Required work
Transcribe the data that follows precisely, omitting nothing.

Records to use
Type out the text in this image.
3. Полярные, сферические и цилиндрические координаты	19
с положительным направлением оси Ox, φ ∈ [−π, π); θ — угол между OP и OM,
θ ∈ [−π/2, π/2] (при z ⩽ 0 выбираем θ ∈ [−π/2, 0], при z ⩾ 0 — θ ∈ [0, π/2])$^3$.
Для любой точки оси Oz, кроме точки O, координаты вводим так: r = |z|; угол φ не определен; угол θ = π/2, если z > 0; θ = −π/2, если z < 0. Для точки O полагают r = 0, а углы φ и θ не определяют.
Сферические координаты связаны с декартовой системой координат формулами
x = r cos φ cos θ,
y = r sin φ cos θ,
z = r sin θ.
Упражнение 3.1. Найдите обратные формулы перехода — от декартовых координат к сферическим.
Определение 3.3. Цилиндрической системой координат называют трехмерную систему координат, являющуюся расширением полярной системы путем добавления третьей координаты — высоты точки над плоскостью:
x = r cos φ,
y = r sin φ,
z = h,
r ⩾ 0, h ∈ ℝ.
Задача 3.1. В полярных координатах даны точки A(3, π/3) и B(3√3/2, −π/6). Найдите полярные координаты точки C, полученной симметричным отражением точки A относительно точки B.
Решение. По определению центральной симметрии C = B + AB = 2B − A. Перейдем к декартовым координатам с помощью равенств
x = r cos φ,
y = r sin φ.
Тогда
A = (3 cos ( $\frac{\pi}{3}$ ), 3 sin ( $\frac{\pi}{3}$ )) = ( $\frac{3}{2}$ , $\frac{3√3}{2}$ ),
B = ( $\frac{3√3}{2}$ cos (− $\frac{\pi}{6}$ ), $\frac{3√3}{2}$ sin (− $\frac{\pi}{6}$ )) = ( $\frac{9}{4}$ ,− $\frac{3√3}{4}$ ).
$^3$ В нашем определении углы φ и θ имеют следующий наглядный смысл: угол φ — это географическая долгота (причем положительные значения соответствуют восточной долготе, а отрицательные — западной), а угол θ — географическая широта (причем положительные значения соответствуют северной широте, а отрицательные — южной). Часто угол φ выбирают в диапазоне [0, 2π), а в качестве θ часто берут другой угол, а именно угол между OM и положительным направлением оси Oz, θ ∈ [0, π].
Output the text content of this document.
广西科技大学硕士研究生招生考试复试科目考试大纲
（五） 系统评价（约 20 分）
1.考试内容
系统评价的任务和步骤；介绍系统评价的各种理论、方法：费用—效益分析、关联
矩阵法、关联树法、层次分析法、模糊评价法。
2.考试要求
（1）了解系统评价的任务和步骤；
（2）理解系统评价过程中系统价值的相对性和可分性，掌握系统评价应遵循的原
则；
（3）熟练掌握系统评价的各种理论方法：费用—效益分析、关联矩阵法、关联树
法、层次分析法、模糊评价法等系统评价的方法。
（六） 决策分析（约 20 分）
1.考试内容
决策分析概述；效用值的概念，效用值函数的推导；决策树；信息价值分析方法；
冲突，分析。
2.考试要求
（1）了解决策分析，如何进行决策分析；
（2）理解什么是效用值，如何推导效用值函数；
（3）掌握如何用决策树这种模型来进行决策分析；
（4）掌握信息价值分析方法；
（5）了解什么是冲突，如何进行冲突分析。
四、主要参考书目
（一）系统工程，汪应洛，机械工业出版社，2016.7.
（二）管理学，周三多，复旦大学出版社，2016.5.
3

Exercise solution
Type out the text in this image.
3. Полярные, сферические и цилиндрические координаты	19
с положительным направлением оси Ox, φ ∈ [−π, π); θ — угол между OP и OM,
θ ∈ [−π/2, π/2] (при z ⩽ 0 выбираем θ ∈ [−π/2, 0], при z ⩾ 0 — θ ∈ [0, π/2])$^3$.
Для любой точки оси Oz, кроме точки O, координаты вводим так: r = |z|; угол φ не определен; угол θ = π/2, если z > 0; θ = −π/2, если z < 0. Для точки O полагают r = 0, а углы φ и θ не определяют.
Сферические координаты связаны с декартовой системой координат формулами
x = r cos φ cos θ,
y = r sin φ cos θ,
z = r sin θ.
Упражнение 3.1. Найдите обратные формулы перехода — от декартовых координат к сферическим.
Определение 3.3. Цилиндрической системой координат называют трехмерную систему координат, являющуюся расширением полярной системы путем добавления третьей координаты — высоты точки над плоскостью:
x = r cos φ,
y = r sin φ,
z = h,
r ⩾ 0, h ∈ ℝ.
Задача 3.1. В полярных координатах даны точки A(3, π/3) и B(3√3/2, −π/6). Найдите полярные координаты точки C, полученной симметричным отражением точки A относительно точки B.
Решение. По определению центральной симметрии C = B + AB = 2B − A. Перейдем к декартовым координатам с помощью равенств
x = r cos φ,
y = r sin φ.
Тогда
A = (3 cos ( $\frac{\pi}{3}$ ), 3 sin ( $\frac{\pi}{3}$ )) = ( $\frac{3}{2}$ , $\frac{3√3}{2}$ ),
B = ( $\frac{3√3}{2}$ cos (− $\frac{\pi}{6}$ ), $\frac{3√3}{2}$ sin (− $\frac{\pi}{6}$ )) = ( $\frac{9}{4}$ ,− $\frac{3√3}{4}$ ).
$^3$ В нашем определении углы φ и θ имеют следующий наглядный смысл: угол φ — это географическая долгота (причем положительные значения соответствуют восточной долготе, а отрицательные — западной), а угол θ — географическая широта (причем положительные значения соответствуют северной широте, а отрицательные — южной). Часто угол φ выбирают в диапазоне [0, 2π), а в качестве θ часто берут другой угол, а именно угол между OM и положительным направлением оси Oz, θ ∈ [0, π].
Output the text content of this document.
广西科技大学硕士研究生招生考试复试科目考试大纲
（五） 系统评价（约 20 分）
1.考试内容
系统评价的任务和步骤；介绍系统评价的各种理论、方法：费用—效益分析、关联
矩阵法、关联树法、层次分析法、模糊评价法。
2.考试要求
（1）了解系统评价的任务和步骤；
（2）理解系统评价过程中系统价值的相对性和可分性，掌握系统评价应遵循的原
则；
（3）熟练掌握系统评价的各种理论方法：费用—效益分析、关联矩阵法、关联树
法、层次分析法、模糊评价法等系统评价的方法。
（六） 决策分析（约 20 分）
1.考试内容
决策分析概述；效用值的概念，效用值函数的推导；决策树；信息价值分析方法；
冲突，分析。
2.考试要求
（1）了解决策分析，如何进行决策分析；
（2）理解什么是效用值，如何推导效用值函数；
（3）掌握如何用决策树这种模型来进行决策分析；
（4）掌握信息价值分析方法；
（5）了解什么是冲突，如何进行冲突分析。
四、主要参考书目
（一）系统工程，汪应洛，机械工业出版社，2016.7.
（二）管理学，周三多，复旦大学出版社，2016.5.
3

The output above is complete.